How many lines in the entries below include the string "title"? Answer with the number only.
>>>
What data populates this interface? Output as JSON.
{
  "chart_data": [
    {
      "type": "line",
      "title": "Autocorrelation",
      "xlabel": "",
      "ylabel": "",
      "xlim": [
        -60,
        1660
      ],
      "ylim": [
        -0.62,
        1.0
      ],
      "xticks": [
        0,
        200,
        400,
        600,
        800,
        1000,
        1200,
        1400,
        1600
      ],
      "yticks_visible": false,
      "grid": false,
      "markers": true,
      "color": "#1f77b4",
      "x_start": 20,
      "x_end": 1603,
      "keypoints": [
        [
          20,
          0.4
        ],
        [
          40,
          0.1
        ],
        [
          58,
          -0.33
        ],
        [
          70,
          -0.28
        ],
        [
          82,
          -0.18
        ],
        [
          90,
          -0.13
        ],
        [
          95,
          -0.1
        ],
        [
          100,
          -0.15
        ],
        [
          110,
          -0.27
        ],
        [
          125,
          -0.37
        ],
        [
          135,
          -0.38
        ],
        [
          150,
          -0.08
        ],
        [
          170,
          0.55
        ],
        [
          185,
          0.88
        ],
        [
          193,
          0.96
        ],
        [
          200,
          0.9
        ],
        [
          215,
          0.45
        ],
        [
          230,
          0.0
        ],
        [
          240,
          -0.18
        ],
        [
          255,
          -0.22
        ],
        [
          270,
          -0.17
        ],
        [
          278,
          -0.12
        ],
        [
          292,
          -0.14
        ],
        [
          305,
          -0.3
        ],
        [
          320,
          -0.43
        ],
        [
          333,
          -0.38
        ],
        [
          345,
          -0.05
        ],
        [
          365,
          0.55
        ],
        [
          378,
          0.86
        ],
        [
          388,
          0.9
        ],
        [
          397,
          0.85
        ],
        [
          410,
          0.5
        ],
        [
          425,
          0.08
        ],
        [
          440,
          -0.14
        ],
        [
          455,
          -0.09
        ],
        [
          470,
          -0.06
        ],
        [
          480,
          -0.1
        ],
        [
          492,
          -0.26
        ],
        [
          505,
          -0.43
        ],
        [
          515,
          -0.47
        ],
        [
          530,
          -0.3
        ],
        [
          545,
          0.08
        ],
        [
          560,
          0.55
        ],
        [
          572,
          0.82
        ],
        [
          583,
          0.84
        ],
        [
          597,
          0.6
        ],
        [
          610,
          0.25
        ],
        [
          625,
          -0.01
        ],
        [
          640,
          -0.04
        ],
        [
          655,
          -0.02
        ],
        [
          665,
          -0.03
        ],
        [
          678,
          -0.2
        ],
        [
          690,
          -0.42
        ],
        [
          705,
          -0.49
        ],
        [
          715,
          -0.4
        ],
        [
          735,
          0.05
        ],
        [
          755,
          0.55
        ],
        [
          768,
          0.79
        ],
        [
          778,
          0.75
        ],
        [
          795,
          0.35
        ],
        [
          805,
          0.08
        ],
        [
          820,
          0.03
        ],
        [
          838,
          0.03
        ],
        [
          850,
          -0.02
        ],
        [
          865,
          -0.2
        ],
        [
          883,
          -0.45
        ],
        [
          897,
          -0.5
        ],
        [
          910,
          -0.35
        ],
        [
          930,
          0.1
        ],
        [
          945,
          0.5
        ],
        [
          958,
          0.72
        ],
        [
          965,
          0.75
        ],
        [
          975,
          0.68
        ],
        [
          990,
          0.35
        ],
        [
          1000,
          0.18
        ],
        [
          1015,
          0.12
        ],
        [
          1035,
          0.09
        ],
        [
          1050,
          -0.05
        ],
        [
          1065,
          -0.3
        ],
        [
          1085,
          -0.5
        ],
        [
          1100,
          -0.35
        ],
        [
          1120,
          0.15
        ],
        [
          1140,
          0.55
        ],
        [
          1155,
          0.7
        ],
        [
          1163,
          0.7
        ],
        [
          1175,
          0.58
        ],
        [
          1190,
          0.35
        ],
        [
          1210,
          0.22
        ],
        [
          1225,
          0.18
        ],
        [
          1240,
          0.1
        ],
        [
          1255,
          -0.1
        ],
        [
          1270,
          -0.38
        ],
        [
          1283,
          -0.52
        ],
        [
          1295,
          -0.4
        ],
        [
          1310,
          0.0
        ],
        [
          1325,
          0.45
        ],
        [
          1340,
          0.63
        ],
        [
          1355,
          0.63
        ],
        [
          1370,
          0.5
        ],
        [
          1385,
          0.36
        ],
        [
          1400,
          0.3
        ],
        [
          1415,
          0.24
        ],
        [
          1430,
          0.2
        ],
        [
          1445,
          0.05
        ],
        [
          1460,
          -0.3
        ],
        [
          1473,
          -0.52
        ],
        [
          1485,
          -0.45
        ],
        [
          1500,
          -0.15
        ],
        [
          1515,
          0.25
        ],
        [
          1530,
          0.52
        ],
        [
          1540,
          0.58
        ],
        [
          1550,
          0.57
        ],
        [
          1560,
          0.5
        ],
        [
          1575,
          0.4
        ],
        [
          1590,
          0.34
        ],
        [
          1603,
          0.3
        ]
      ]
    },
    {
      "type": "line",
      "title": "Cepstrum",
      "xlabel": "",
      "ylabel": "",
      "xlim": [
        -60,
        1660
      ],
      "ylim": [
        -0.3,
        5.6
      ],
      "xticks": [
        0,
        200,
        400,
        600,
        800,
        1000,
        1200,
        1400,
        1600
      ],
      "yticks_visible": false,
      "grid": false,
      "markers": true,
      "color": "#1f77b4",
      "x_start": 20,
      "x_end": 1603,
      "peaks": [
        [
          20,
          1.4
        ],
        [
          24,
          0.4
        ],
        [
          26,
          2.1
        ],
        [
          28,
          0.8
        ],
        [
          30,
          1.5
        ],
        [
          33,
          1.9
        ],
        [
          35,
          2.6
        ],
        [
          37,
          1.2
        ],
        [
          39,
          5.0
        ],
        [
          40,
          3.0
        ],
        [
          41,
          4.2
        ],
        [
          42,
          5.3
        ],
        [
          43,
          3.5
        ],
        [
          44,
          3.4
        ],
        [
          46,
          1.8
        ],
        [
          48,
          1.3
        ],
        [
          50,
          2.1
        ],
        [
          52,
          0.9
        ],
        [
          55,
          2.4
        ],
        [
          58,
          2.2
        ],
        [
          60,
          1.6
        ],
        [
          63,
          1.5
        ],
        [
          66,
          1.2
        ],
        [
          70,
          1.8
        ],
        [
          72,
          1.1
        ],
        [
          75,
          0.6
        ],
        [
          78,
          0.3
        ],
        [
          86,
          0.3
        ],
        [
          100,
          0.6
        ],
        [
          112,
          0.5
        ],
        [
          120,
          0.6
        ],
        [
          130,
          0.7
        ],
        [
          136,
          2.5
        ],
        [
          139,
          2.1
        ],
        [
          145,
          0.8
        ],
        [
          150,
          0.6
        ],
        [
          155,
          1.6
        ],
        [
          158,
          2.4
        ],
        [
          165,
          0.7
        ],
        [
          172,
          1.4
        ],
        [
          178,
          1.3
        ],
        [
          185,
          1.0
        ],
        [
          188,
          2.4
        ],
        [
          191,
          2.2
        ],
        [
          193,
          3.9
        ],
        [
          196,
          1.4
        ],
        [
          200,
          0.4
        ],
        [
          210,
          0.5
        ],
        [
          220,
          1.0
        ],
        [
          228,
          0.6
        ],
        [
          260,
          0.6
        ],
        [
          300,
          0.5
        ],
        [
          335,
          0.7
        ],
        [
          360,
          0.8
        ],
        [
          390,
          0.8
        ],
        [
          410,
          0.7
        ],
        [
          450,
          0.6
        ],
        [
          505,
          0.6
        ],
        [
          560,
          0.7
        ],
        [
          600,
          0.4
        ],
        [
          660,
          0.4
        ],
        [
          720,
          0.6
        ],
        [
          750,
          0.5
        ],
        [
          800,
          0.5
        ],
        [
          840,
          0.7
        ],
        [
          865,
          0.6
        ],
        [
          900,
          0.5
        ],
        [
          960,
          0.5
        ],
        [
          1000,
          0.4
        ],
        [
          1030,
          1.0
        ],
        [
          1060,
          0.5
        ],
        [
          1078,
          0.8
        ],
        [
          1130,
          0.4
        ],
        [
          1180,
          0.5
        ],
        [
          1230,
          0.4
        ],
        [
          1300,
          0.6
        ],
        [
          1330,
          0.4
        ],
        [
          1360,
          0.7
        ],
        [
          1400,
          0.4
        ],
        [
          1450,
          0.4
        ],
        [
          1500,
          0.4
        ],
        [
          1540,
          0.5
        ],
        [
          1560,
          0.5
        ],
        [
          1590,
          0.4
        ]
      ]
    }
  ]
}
<<<
**RESPONSE TO THE EXERCISE**
2